Draw out every line with the word "утвержденную" from the listing below.

[Dataset entries]
-=-=-=-=-
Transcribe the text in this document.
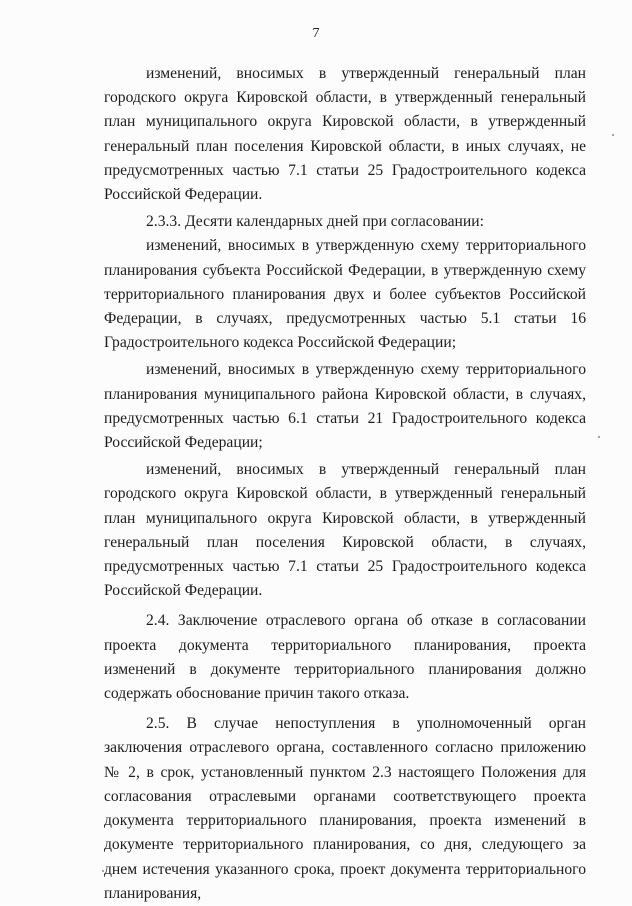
7

изменений, вносимых в утвержденный генеральный план городского округа Кировской области, в утвержденный генеральный план муниципального округа Кировской области, в утвержденный генеральный план поселения Кировской области, в иных случаях, не предусмотренных частью 7.1 статьи 25 Градостроительного кодекса Российской Федерации.

2.3.3. Десяти календарных дней при согласовании:

изменений, вносимых в утвержденную схему территориального планирования субъекта Российской Федерации, в утвержденную схему территориального планирования двух и более субъектов Российской Федерации, в случаях, предусмотренных частью 5.1 статьи 16 Градостроительного кодекса Российской Федерации;

изменений, вносимых в утвержденную схему территориального планирования муниципального района Кировской области, в случаях, предусмотренных частью 6.1 статьи 21 Градостроительного кодекса Российской Федерации;

изменений, вносимых в утвержденный генеральный план городского округа Кировской области, в утвержденный генеральный план муниципального округа Кировской области, в утвержденный генеральный план поселения Кировской области, в случаях, предусмотренных частью 7.1 статьи 25 Градостроительного кодекса Российской Федерации.

2.4. Заключение отраслевого органа об отказе в согласовании проекта документа территориального планирования, проекта изменений в документе территориального планирования должно содержать обоснование причин такого отказа.

2.5. В случае непоступления в уполномоченный орган заключения отраслевого органа, составленного согласно приложению № 2, в срок, установленный пунктом 2.3 настоящего Положения для согласования отраслевыми органами соответствующего проекта документа территориального планирования, проекта изменений в документе территориального планирования, со дня, следующего за днем истечения указанного срока, проект документа территориального планирования,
-=-=-=-=-
**CORRECT RESULT**
изменений, вносимых в утвержденную схему территориального планирования субъекта Российской Федерации, в утвержденную схему территориального планирования двух и более субъектов Российской Федерации, в случаях, предусмотренных частью 5.1 статьи 16 Градостроительного кодекса Российской Федерации;
изменений, вносимых в утвержденную схему территориального планирования муниципального района Кировской области, в случаях, предусмотренных частью 6.1 статьи 21 Градостроительного кодекса Российской Федерации;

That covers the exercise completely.